··· DOCUMENT TEXT

0

Some analysis on a Java application showed that it's spending a lot of time decoding UTF-8 byte arrays into String objects. The stream of UTF-8 bytes are coming from a LMDB database, and the values in the database are Protobuf messages, which is why it's decoding UTF-8 so much. Another problem being caused by this is Strings are taking up a large chunk of memory because of the decoding from the memory-map into a String object in the JVM.

I want to refactor this application so it does not allocate a new String every time it reads a message from the database. I want the underlying char array in the String object to simply point to the memory location.

package testreflect;

import java.lang.reflect.Field;

import sun.misc.Unsafe;

public class App {
    public static void main(String[] args) throws Exception {
        Field field = Unsafe.class.getDeclaredField("theUnsafe");
        field.setAccessible(true);
        Unsafe UNSAFE = (Unsafe) field.get(null);

        char[] sourceChars = new char[] { 'b', 'a', 'r', 0x2018 };

        // Encoding to a byte array; asBytes would be an LMDB entry
        byte[] asBytes = new byte[sourceChars.length * 2];
        UNSAFE.copyMemory(sourceChars, 
                UNSAFE.arrayBaseOffset(sourceChars.getClass()), 
                asBytes, 
                UNSAFE.arrayBaseOffset(asBytes.getClass()), 
                sourceChars.length*(long)UNSAFE.arrayIndexScale(sourceChars.getClass()));

        // Copying the byte array to the char array works, but is there a way to
        // have the char array simply point to the byte array without copying?
        char[] test = new char[sourceChars.length];
        UNSAFE.copyMemory(asBytes, 
                UNSAFE.arrayBaseOffset(asBytes.getClass()), 
                test, 
                UNSAFE.arrayBaseOffset(test.getClass()), 
                asBytes.length*(long)UNSAFE.arrayIndexScale(asBytes.getClass()));

        // Allocate a String object, but set its underlying 
        // byte array manually to avoid the extra memory copy   
        long stringOffset = UNSAFE.objectFieldOffset(String.class.getDeclaredField("value"));
        String stringTest = (String) UNSAFE.allocateInstance(String.class);
        UNSAFE.putObject(stringTest, stringOffset, test);
        System.out.println(stringTest);
    }
}

So far, I've figured out how to copy a byte array to a char array and set the underlying array in a String object using the Unsafe package. This should reduce the amount of CPU time the application is wasting decoding UTF-8 bytes.

······
··· DATASET RECORDS

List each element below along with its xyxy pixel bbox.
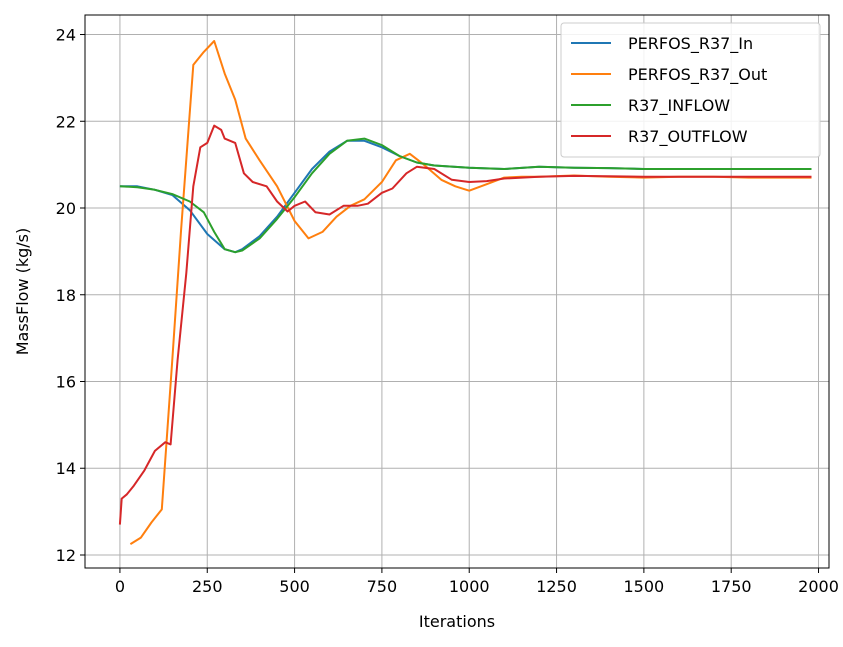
ticks: 0 250 500 750 1000 1250 1500 1750 2000 12 14 16 18 20… <box>56 26 839 596</box>
y-tick-label: 16 <box>56 372 76 391</box>
plot-frame <box>84 14 830 569</box>
x-tick-label: 1750 <box>711 577 752 596</box>
y-tick-label: 22 <box>56 112 76 131</box>
series-line-0 <box>119 139 812 254</box>
legend-label: PERFOS_R37_In <box>628 34 753 54</box>
series-line-3 <box>118 124 812 525</box>
legend-box <box>560 22 821 158</box>
y-tick-label: 24 <box>56 26 76 45</box>
y-tick-label: 18 <box>56 286 76 305</box>
y-tick-label: 20 <box>56 199 76 218</box>
x-tick-label: 2000 <box>798 577 839 596</box>
grid <box>85 15 829 568</box>
legend-label: R37_INFLOW <box>628 96 730 116</box>
y-tick-label: 14 <box>56 459 76 478</box>
x-tick-label: 1000 <box>449 577 490 596</box>
x-tick-label: 250 <box>192 577 223 596</box>
x-tick-label: 500 <box>279 577 310 596</box>
legend-label: R37_OUTFLOW <box>628 127 748 147</box>
series-lines <box>118 40 812 545</box>
series-line-2 <box>119 137 812 254</box>
x-tick-label: 750 <box>367 577 398 596</box>
y-axis-title: MassFlow (kg/s) <box>13 228 32 356</box>
x-tick-label: 1250 <box>536 577 577 596</box>
x-axis-title: Iterations <box>419 612 495 631</box>
x-tick-label: 1500 <box>624 577 665 596</box>
x-tick-label: 0 <box>115 577 125 596</box>
legend-label: PERFOS_R37_Out <box>628 65 767 85</box>
legend: PERFOS_R37_In PERFOS_R37_Out R37_INFLOW R37… <box>560 22 821 158</box>
y-tick-label: 12 <box>56 546 76 565</box>
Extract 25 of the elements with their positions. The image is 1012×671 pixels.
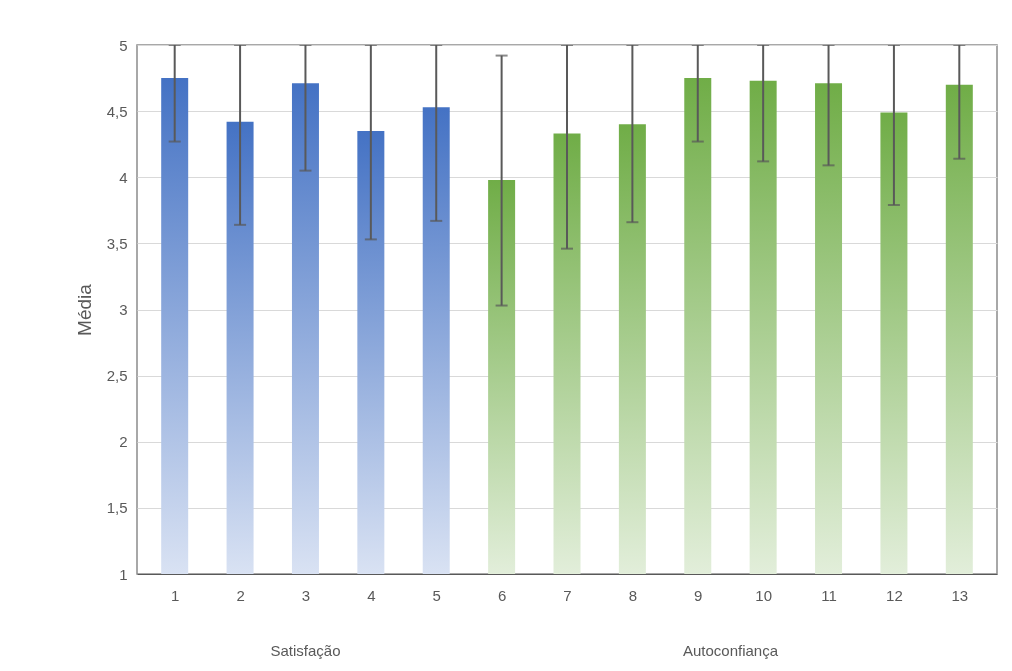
x-tick-label: 7 [563,586,572,604]
x-tick-label: 9 [694,586,703,604]
x-tick-label: 2 [236,586,245,604]
y-tick-label: 3 [119,301,128,318]
x-tick-label: 13 [951,586,969,604]
y-tick-label: 1,5 [106,499,128,517]
x-tick-label: 8 [628,586,638,604]
x-tick-label: 5 [432,586,441,604]
y-tick-label: 2 [119,433,128,451]
y-tick-label: 4 [119,168,128,186]
text: Satisfação [270,642,341,659]
x-tick-label: 3 [301,586,311,604]
y-axis-title: Média [73,283,95,336]
y-tick-label: 2,5 [106,367,128,385]
text: Autoconfiança [682,642,779,659]
x-tick-label: 10 [755,586,772,604]
y-tick-label: 3,5 [106,234,128,252]
x-tick-label: 4 [367,586,376,604]
y-tick-label: 1 [119,565,128,583]
x-tick-label: 11 [821,586,837,604]
x-tick-label: 1 [171,586,180,604]
y-tick-label: 4,5 [106,102,128,120]
x-tick-label: 12 [886,586,903,604]
x-tick-label: 6 [497,586,507,604]
y-tick-label: 5 [119,36,128,54]
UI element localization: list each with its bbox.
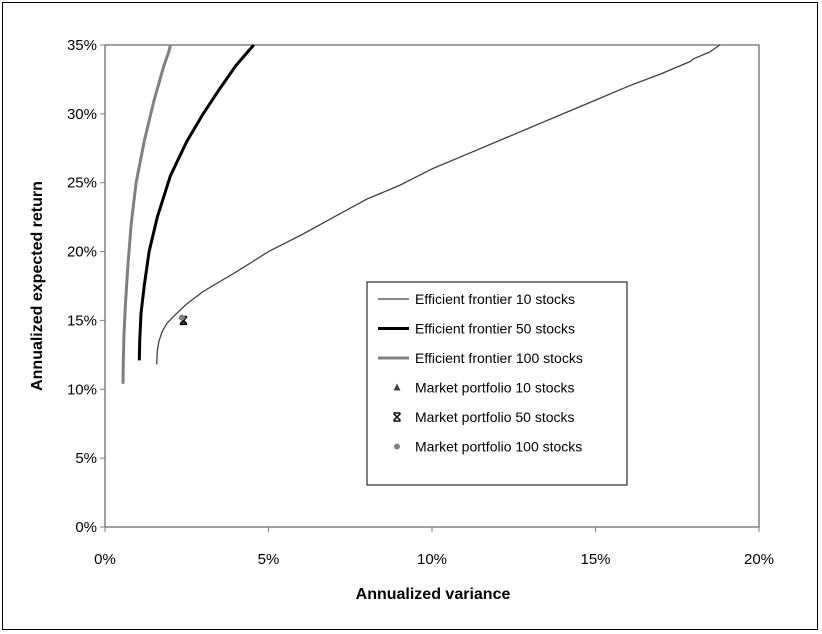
- legend: Efficient frontier 10 stocks Efficient fr…: [366, 281, 628, 486]
- series-line-1: [137, 44, 255, 361]
- y-tick-label: 30%: [67, 106, 97, 123]
- y-axis-ticks: 0% 5% 10% 15% 20% 25% 30% 35%: [67, 37, 105, 536]
- y-tick-label: 15%: [67, 312, 97, 329]
- legend-label-4: Market portfolio 50 stocks: [415, 409, 575, 425]
- legend-label-5: Market portfolio 100 stocks: [415, 439, 582, 455]
- x-axis-ticks: 0% 5% 10% 15% 20%: [94, 527, 774, 568]
- market-marker-4-stroke: [179, 316, 188, 325]
- y-tick-label: 0%: [75, 519, 97, 536]
- x-tick-label: 15%: [580, 551, 610, 568]
- y-tick-label: 5%: [75, 450, 97, 467]
- y-tick-label: 25%: [67, 175, 97, 192]
- y-tick-label: 20%: [67, 244, 97, 261]
- legend-swatch-4: [393, 412, 401, 422]
- legend-label-3: Market portfolio 10 stocks: [415, 380, 575, 396]
- series-line-0: [156, 44, 721, 365]
- x-tick-label: 5%: [258, 551, 280, 568]
- y-axis-title: Annualized expected return: [29, 181, 46, 391]
- x-tick-label: 10%: [417, 551, 447, 568]
- legend-swatch-4-stroke: [393, 413, 401, 421]
- x-axis-title: Annualized variance: [356, 586, 511, 603]
- market-portfolio-markers: [178, 314, 188, 326]
- legend-label-0: Efficient frontier 10 stocks: [415, 291, 575, 307]
- series-line-2: [121, 44, 172, 384]
- legend-swatch-3: [393, 383, 401, 391]
- legend-box: [366, 281, 628, 486]
- market-marker-5: [178, 314, 185, 321]
- x-tick-label: 20%: [744, 551, 774, 568]
- x-tick-label: 0%: [94, 551, 116, 568]
- y-tick-label: 35%: [67, 37, 97, 54]
- frontier-lines: [121, 44, 721, 384]
- y-tick-label: 10%: [67, 381, 97, 398]
- legend-label-2: Efficient frontier 100 stocks: [415, 350, 583, 366]
- legend-label-1: Efficient frontier 50 stocks: [415, 321, 575, 337]
- legend-swatch-5: [394, 443, 400, 450]
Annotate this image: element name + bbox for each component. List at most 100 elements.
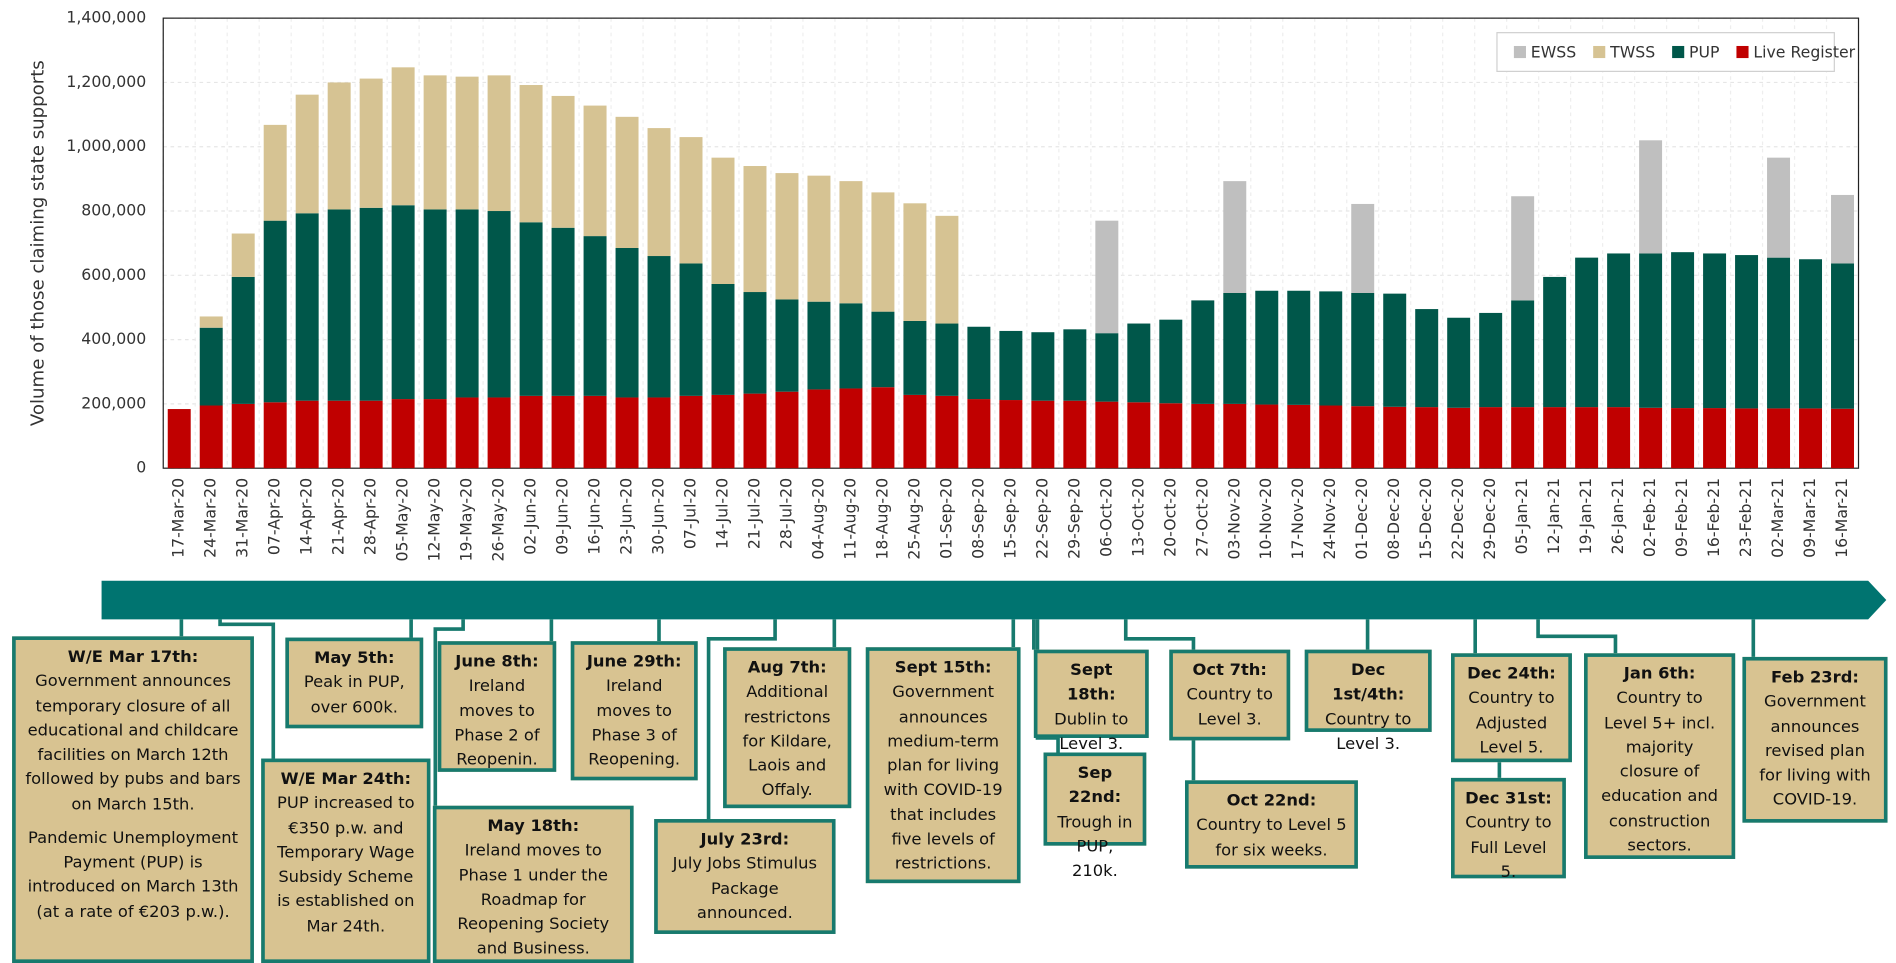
bar-segment — [295, 213, 319, 401]
bar-segment — [647, 128, 671, 257]
bar-segment — [1511, 196, 1535, 301]
y-tick-label: 1,000,000 — [66, 136, 146, 155]
bar-segment — [1127, 402, 1151, 469]
legend-swatch — [1513, 45, 1526, 59]
bar-segment — [359, 78, 383, 208]
bar-segment — [391, 205, 415, 400]
bar-segment — [743, 292, 767, 394]
bar-segment — [1255, 290, 1279, 405]
bar-segment — [1415, 407, 1439, 469]
annotation-box: Sep 22nd: Trough in PUP, 210k. — [1043, 752, 1147, 881]
bar-segment — [551, 395, 575, 469]
x-tick-label: 17-Mar-20 — [169, 478, 188, 558]
bar-segment — [1703, 408, 1727, 469]
annotation-title: W/E Mar 17th: — [67, 647, 199, 667]
x-tick-label: 29-Dec-20 — [1480, 478, 1499, 560]
annotation-text: July Jobs Stimulus Package announced. — [672, 854, 818, 923]
bar-segment — [1767, 257, 1791, 409]
legend-swatch — [1672, 45, 1685, 59]
x-tick-label: 30-Jun-20 — [649, 478, 668, 555]
x-tick-label: 22-Sep-20 — [1032, 478, 1051, 559]
x-tick-label: 12-Jan-21 — [1544, 478, 1563, 554]
bar-segment — [1543, 276, 1567, 408]
bar-segment — [1383, 293, 1407, 407]
x-tick-label: 26-May-20 — [489, 478, 508, 562]
bar-segment — [807, 389, 831, 469]
y-axis-label: Volume of those claiming state supports — [28, 60, 49, 426]
annotation-text: Peak in PUP, over 600k. — [303, 672, 405, 717]
x-tick-label: 05-Jan-21 — [1512, 478, 1531, 554]
annotation-text: PUP increased to €350 p.w. and Temporary… — [277, 793, 415, 936]
bar-segment — [231, 403, 255, 469]
bar-segment — [1031, 332, 1055, 401]
bar-segment — [1095, 401, 1119, 469]
bar-segment — [775, 173, 799, 300]
bar-segment — [1351, 406, 1375, 469]
annotation-text: Additional restrictons for Kildare, Laoi… — [742, 682, 832, 800]
bar-segment — [1831, 263, 1855, 409]
annotation-title: Dec 1st/4th: — [1332, 660, 1405, 705]
bar-segment — [871, 192, 895, 312]
bar-segment — [1671, 408, 1695, 469]
bar-segment — [1223, 292, 1247, 404]
bar-segment — [327, 209, 351, 401]
bar-segment — [1095, 220, 1119, 334]
bar-segment — [1639, 140, 1663, 254]
x-tick-label: 09-Jun-20 — [553, 478, 572, 555]
x-tick-label: 26-Jan-21 — [1608, 478, 1627, 554]
bar-segment — [1383, 406, 1407, 469]
bar-segment — [807, 175, 831, 302]
bar-segment — [1767, 408, 1791, 469]
bar-segment — [903, 203, 927, 321]
legend-box — [1496, 32, 1835, 72]
annotation-text: Pandemic Unemployment Payment (PUP) is i… — [27, 828, 239, 922]
bar-segment — [263, 220, 287, 403]
bar-segment — [1159, 403, 1183, 469]
bar-segment — [1479, 407, 1503, 469]
x-tick-label: 14-Apr-20 — [297, 478, 316, 555]
bar-segment — [615, 247, 639, 398]
annotation-text: Ireland moves to Phase 2 of Reopenin. — [454, 676, 540, 770]
y-tick-label: 800,000 — [81, 201, 146, 220]
bar-segment — [839, 388, 863, 469]
bar-segment — [487, 397, 511, 469]
bar-segment — [647, 397, 671, 469]
connector — [1536, 619, 1618, 654]
annotation-box: Sept 15th: Government announces medium-te… — [865, 647, 1021, 884]
x-tick-label: 17-Nov-20 — [1288, 478, 1307, 560]
annotation-title: Aug 7th: — [747, 658, 827, 678]
bar-segment — [519, 85, 543, 223]
bar-segment — [1063, 400, 1087, 469]
y-tick-label: 600,000 — [81, 265, 146, 284]
annotation-title: June 29th: — [586, 652, 682, 672]
x-tick-label: 15-Sep-20 — [1000, 478, 1019, 559]
x-tick-label: 07-Jul-20 — [681, 478, 700, 549]
bar-segment — [967, 326, 991, 400]
bar-segment — [199, 316, 223, 328]
bar-segment — [1639, 253, 1663, 408]
bar-segment — [839, 303, 863, 389]
x-tick-label: 03-Nov-20 — [1224, 478, 1243, 560]
annotation-box: Sept 18th: Dublin to Level 3. — [1033, 649, 1149, 753]
annotation-text: Government announces medium-term plan fo… — [883, 682, 1003, 874]
bar-segment — [1415, 309, 1439, 408]
bar-segment — [583, 105, 607, 237]
bar-segment — [455, 76, 479, 210]
x-tick-label: 31-Mar-20 — [233, 478, 252, 558]
x-tick-label: 20-Oct-20 — [1160, 478, 1179, 557]
annotation-title: Sept 15th: — [894, 658, 992, 678]
annotation-title: Oct 7th: — [1192, 660, 1267, 680]
bar-segment — [1799, 259, 1823, 409]
x-tick-label: 23-Jun-20 — [617, 478, 636, 555]
bar-segment — [391, 67, 415, 206]
x-tick-label: 16-Jun-20 — [585, 478, 604, 555]
bar-segment — [167, 409, 191, 469]
y-tick-label: 200,000 — [81, 393, 146, 412]
bar-segment — [1255, 404, 1279, 469]
bar-segment — [871, 311, 895, 388]
x-tick-label: 12-May-20 — [425, 478, 444, 562]
bar-segment — [999, 330, 1023, 401]
x-tick-label: 28-Jul-20 — [776, 478, 795, 549]
bar-segment — [1351, 203, 1375, 293]
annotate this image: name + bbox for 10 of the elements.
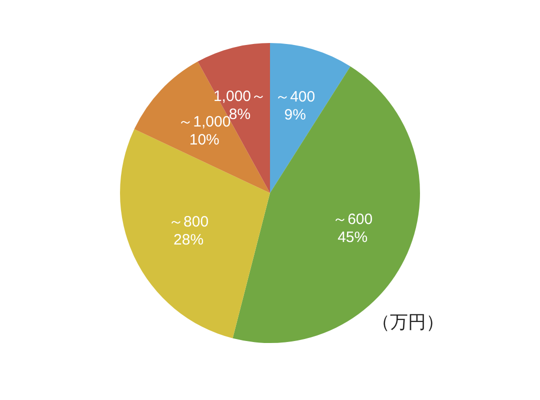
data-label: 28%: [174, 231, 204, 248]
slice-label: 1,000～: [213, 88, 266, 105]
text: （万円）: [372, 311, 444, 334]
data-label: 45%: [338, 228, 368, 246]
slice-label: ～600: [332, 210, 373, 228]
data-label: 10%: [189, 132, 220, 149]
slice-label: ～400: [275, 88, 316, 106]
data-label: 9%: [284, 106, 306, 124]
slice-label: ～800: [168, 213, 209, 230]
slice-label: ～1,000: [178, 114, 231, 131]
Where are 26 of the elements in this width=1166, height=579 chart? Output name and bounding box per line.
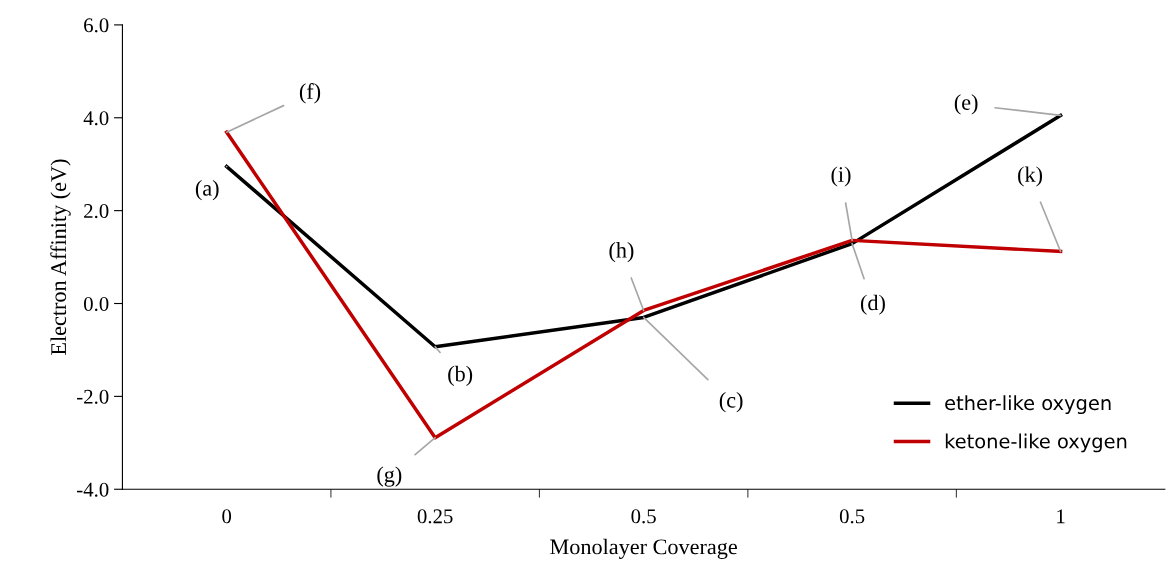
line-series (224, 113, 1063, 349)
annotation: (c) (719, 392, 743, 413)
legend-label: ketone-like oxygen (945, 433, 1127, 453)
x-axis-title: Monolayer Coverage (550, 538, 737, 559)
annotation: (d) (860, 294, 885, 315)
y-tick-label: 4.0 (83, 111, 109, 126)
y-axis-title: Electron Affinity (eV) (50, 159, 71, 355)
x-tick-label: 0.5 (631, 509, 656, 524)
annotation: (b) (448, 365, 473, 386)
x-tick-label: 0.25 (417, 509, 453, 524)
annotation: (g) (377, 466, 402, 487)
annotation: (f) (299, 83, 321, 104)
y-tick-label: 2.0 (84, 204, 109, 219)
y-tick-label: 0.0 (83, 296, 109, 312)
y-tick-label: 6.0 (84, 18, 109, 33)
y-tick-label: -2.0 (77, 389, 109, 404)
x-tick-label: 0.5 (839, 509, 865, 524)
annotation: (k) (1018, 166, 1043, 187)
annotation: (i) (831, 166, 851, 187)
y-tick-label: -4.0 (77, 482, 109, 497)
annotation: (a) (195, 180, 219, 201)
x-tick-label: 0 (222, 509, 232, 524)
x-tick-label: 1 (1057, 509, 1065, 524)
legend-label: ether-like oxygen (945, 395, 1111, 415)
annotation: (h) (609, 242, 634, 263)
annotation: (e) (954, 94, 978, 115)
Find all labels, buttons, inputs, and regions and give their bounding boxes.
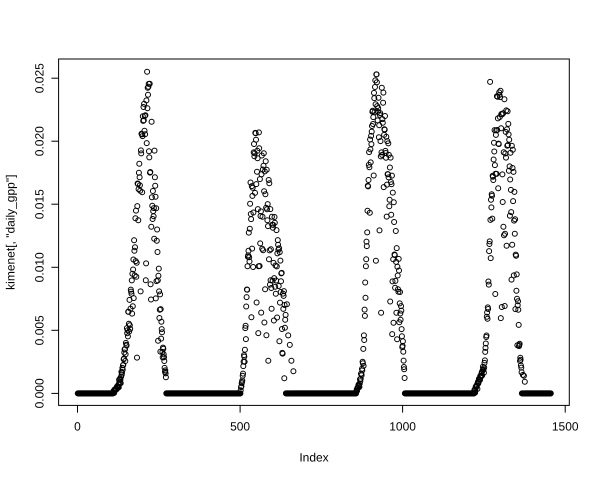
svg-text:0.015: 0.015 xyxy=(33,189,47,219)
svg-text:0: 0 xyxy=(74,420,81,434)
svg-text:1500: 1500 xyxy=(552,420,579,434)
svg-text:kimenet[, "daily_gpp"]: kimenet[, "daily_gpp"] xyxy=(4,175,18,290)
svg-text:500: 500 xyxy=(230,420,250,434)
svg-text:0.020: 0.020 xyxy=(33,126,47,156)
svg-text:Index: Index xyxy=(299,450,328,464)
svg-text:0.000: 0.000 xyxy=(33,378,47,408)
svg-text:1000: 1000 xyxy=(389,420,416,434)
svg-text:0.005: 0.005 xyxy=(33,315,47,345)
svg-text:0.010: 0.010 xyxy=(33,252,47,282)
svg-text:0.025: 0.025 xyxy=(33,63,47,93)
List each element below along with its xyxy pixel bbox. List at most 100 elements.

······

**STATED PROBLEM**: Duplicate the part of the Java string-decoding post starting with "Some analysis on" and going on through "in the JVM.".

**OUTPUT OF THE TASK**:
Some analysis on a Java application showed that it's spending a lot of time decoding UTF-8 byte arrays into String objects. The stream of UTF-8 bytes are coming from a LMDB database, and the values in the database are Protobuf messages, which is why it's decoding UTF-8 so much. Another problem being caused by this is Strings are taking up a large chunk of memory because of the decoding from the memory-map into a String object in the JVM.